— Start TASK INPUTS —

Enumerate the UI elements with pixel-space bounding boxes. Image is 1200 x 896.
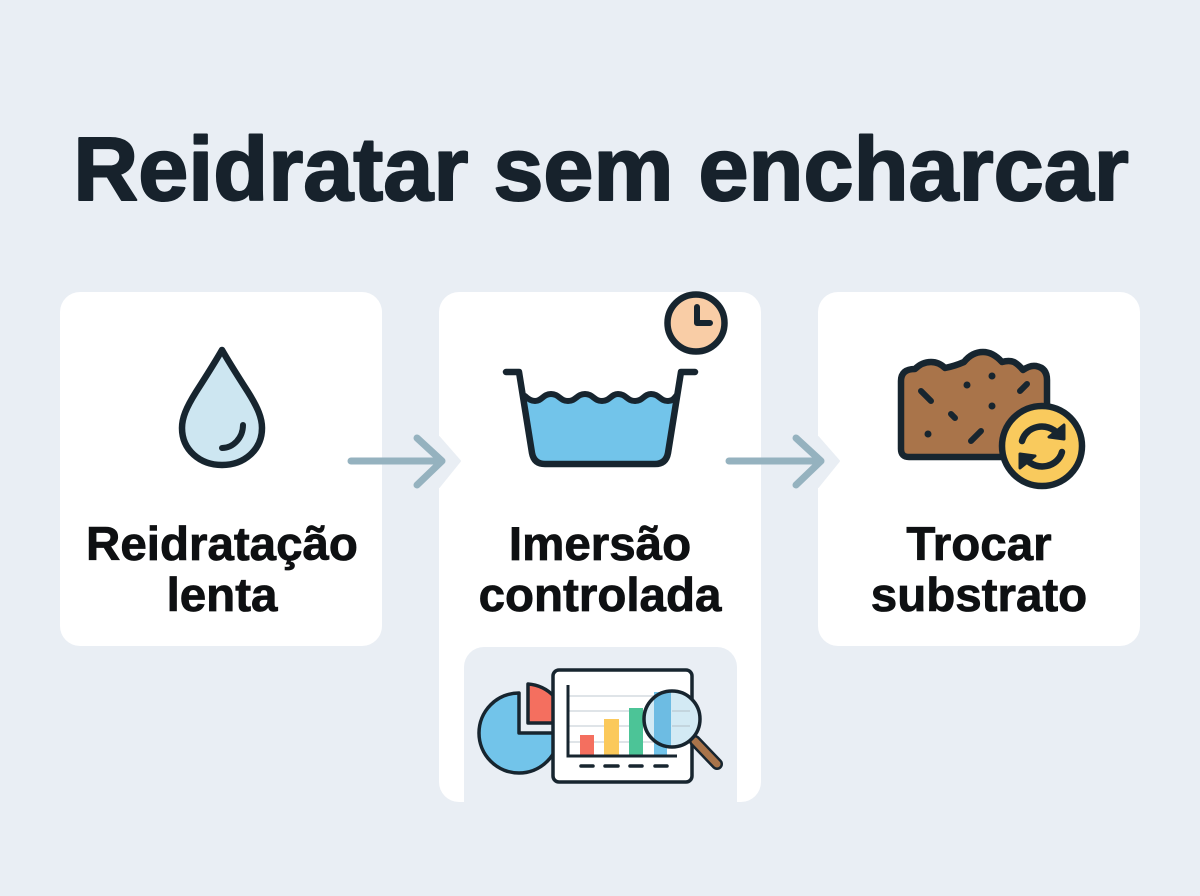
icon: clock: [668, 294, 724, 352]
arrow: step two to three: [729, 437, 839, 487]
label: slow rehydration: Reidratação: [86, 518, 358, 571]
label: slow rehydration: lenta: [167, 569, 278, 622]
icon: magnifying glass: [644, 691, 717, 764]
panel: controlled immersion: [439, 292, 761, 896]
icon: soil block: [901, 352, 1047, 457]
label: change substrate: Trocar: [906, 518, 1052, 571]
icon: water drop: [182, 350, 262, 465]
panel: slow rehydration: [60, 292, 382, 646]
icon: pie chart: [479, 684, 565, 773]
title: Reidratar sem encharcar: [73, 120, 1129, 220]
label: change substrate: substrato: [871, 569, 1087, 622]
icon: water basin: [506, 372, 695, 464]
icon: bar chart report: [553, 670, 692, 782]
arrow: step one to two: [351, 437, 460, 487]
label: controlled immersion: Imersão: [509, 518, 691, 571]
icon: refresh badge: [1002, 406, 1082, 486]
panel: change substrate: [818, 292, 1140, 646]
inset panel: data analysis: [464, 647, 737, 896]
label: controlled immersion: controlada: [479, 569, 722, 622]
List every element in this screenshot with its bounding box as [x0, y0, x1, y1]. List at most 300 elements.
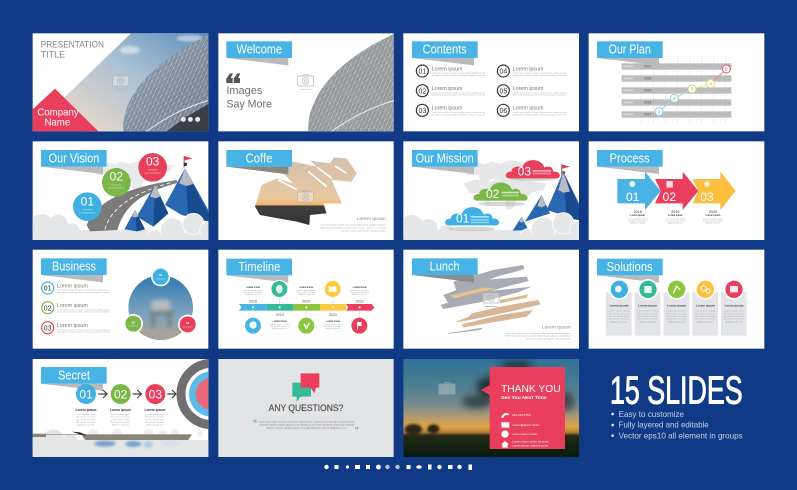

— End TASK INPUTS —

(GOAL) Please reproduce the entries above from the very first line up to and including the line with "icon: water basin: [506, 372, 695, 464]", leaving the pictures out of your answer.

(TASK RESULT)
Enumerate the UI elements with pixel-space bounding boxes. Image is 1200 x 896.
icon: clock: [668, 294, 724, 352]
arrow: step two to three: [729, 437, 839, 487]
label: slow rehydration: Reidratação: [86, 518, 358, 571]
label: slow rehydration: lenta: [167, 569, 278, 622]
icon: magnifying glass: [644, 691, 717, 764]
panel: controlled immersion: [439, 292, 761, 896]
icon: soil block: [901, 352, 1047, 457]
label: change substrate: Trocar: [906, 518, 1052, 571]
icon: water drop: [182, 350, 262, 465]
panel: slow rehydration: [60, 292, 382, 646]
icon: pie chart: [479, 684, 565, 773]
title: Reidratar sem encharcar: [73, 120, 1129, 220]
label: change substrate: substrato: [871, 569, 1087, 622]
icon: water basin: [506, 372, 695, 464]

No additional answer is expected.